Your goal → Go through the records that follow and tally the lines with "ställer" in them; answer with the number alone.
--- START ---
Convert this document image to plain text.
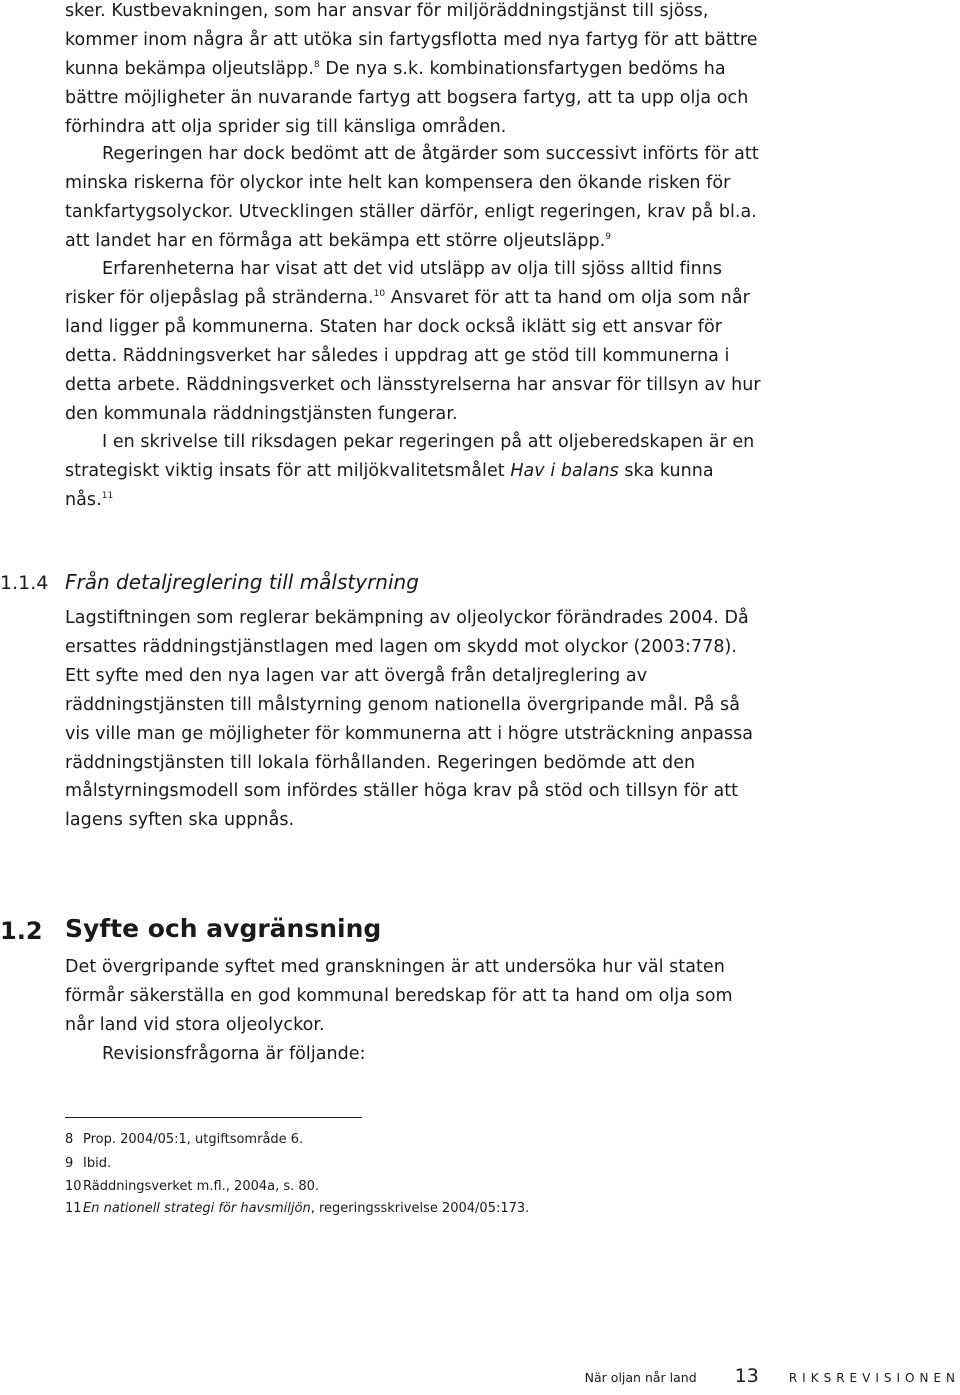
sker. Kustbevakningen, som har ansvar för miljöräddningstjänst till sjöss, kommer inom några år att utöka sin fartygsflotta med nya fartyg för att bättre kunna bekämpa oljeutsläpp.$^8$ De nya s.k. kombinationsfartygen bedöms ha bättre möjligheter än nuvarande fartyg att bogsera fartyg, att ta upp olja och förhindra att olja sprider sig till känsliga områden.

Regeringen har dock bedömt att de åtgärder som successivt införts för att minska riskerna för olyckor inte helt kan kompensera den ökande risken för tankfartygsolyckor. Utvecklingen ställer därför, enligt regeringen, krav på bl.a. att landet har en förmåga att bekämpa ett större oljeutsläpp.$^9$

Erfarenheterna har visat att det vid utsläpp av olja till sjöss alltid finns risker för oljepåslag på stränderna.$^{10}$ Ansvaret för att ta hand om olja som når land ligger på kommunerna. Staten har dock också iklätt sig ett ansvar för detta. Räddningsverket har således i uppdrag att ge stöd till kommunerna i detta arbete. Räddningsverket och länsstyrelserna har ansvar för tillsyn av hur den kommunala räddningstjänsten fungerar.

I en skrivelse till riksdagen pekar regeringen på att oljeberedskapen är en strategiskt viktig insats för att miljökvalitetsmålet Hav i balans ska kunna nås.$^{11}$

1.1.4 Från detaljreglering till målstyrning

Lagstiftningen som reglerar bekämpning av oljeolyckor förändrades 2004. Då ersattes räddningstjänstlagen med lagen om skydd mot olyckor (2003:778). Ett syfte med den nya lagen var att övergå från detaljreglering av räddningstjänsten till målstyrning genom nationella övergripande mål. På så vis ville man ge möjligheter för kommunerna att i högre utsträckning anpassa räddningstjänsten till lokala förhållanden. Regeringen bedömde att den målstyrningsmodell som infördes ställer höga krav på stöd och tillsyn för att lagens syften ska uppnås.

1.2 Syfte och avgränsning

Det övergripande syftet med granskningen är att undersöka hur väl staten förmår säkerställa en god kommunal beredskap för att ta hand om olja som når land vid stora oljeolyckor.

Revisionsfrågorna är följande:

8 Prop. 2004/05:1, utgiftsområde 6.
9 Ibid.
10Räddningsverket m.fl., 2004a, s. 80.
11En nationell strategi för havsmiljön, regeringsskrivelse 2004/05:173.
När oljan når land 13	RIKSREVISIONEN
--- END ---
--- START ---
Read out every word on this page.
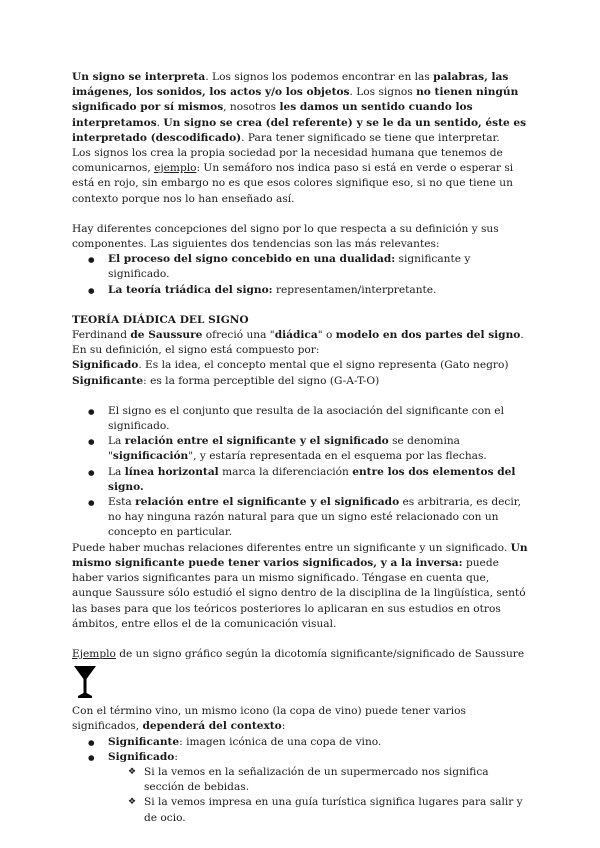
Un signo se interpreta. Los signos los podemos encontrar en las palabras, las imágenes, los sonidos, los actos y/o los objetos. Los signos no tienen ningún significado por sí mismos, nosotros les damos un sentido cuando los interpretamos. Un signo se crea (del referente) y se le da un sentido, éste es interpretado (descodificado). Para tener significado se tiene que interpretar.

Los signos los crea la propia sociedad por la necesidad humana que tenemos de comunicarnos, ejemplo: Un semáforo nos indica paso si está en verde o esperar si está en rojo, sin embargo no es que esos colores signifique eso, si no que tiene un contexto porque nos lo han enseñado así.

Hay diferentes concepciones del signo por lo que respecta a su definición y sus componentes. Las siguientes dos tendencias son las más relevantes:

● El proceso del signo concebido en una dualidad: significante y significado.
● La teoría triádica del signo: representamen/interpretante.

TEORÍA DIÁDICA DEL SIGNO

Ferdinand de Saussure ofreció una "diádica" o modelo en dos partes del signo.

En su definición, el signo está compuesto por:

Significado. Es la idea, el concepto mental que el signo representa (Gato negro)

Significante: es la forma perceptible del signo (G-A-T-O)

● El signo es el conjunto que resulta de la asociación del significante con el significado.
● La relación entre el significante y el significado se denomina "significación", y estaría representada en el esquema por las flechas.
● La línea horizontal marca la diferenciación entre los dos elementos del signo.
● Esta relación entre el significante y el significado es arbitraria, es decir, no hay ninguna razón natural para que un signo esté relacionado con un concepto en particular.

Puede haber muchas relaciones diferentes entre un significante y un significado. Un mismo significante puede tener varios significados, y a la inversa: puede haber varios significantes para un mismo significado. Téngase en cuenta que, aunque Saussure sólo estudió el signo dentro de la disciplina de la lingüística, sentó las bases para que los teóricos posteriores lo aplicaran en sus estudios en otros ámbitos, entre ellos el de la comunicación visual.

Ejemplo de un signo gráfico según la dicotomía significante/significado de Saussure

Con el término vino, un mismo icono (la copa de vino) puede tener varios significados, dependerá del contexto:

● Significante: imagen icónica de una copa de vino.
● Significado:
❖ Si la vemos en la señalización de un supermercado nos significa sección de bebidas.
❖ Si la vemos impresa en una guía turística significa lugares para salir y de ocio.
--- END ---
--- START ---
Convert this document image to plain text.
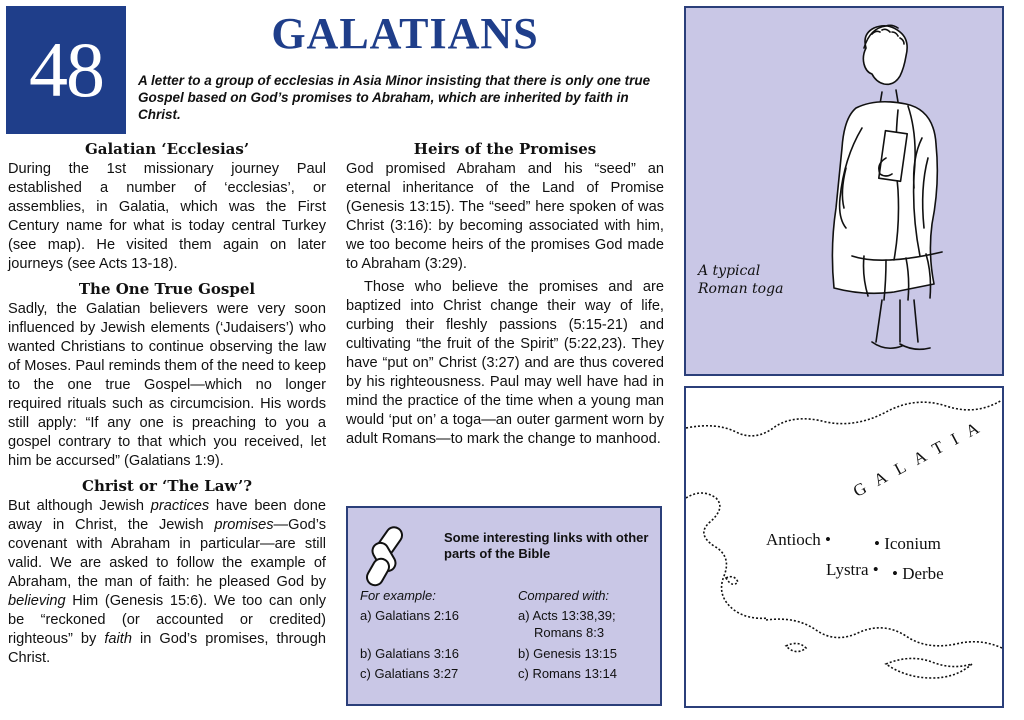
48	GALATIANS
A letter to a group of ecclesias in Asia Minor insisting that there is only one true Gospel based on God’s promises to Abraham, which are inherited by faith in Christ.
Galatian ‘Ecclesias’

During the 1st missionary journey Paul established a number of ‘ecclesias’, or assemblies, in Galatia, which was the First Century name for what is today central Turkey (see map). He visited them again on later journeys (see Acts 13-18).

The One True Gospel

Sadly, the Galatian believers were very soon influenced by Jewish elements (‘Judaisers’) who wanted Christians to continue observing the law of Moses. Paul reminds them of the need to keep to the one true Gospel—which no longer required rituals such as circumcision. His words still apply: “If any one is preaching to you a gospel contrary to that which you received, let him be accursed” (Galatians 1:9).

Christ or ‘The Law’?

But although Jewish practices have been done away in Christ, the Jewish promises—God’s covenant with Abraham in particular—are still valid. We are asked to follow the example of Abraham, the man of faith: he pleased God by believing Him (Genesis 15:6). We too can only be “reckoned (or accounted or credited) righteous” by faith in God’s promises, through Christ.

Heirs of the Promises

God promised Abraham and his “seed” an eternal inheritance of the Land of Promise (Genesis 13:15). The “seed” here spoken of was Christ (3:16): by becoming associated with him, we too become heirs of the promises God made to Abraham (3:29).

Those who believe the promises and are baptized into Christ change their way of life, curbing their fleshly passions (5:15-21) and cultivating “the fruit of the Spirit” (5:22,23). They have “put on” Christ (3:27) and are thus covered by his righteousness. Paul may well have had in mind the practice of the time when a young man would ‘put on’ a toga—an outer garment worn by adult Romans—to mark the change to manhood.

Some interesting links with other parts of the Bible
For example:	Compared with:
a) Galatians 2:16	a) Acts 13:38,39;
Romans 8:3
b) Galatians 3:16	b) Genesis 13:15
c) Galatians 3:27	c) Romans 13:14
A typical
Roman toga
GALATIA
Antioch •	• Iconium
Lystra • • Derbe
--- END ---
Answer for this exercise → 2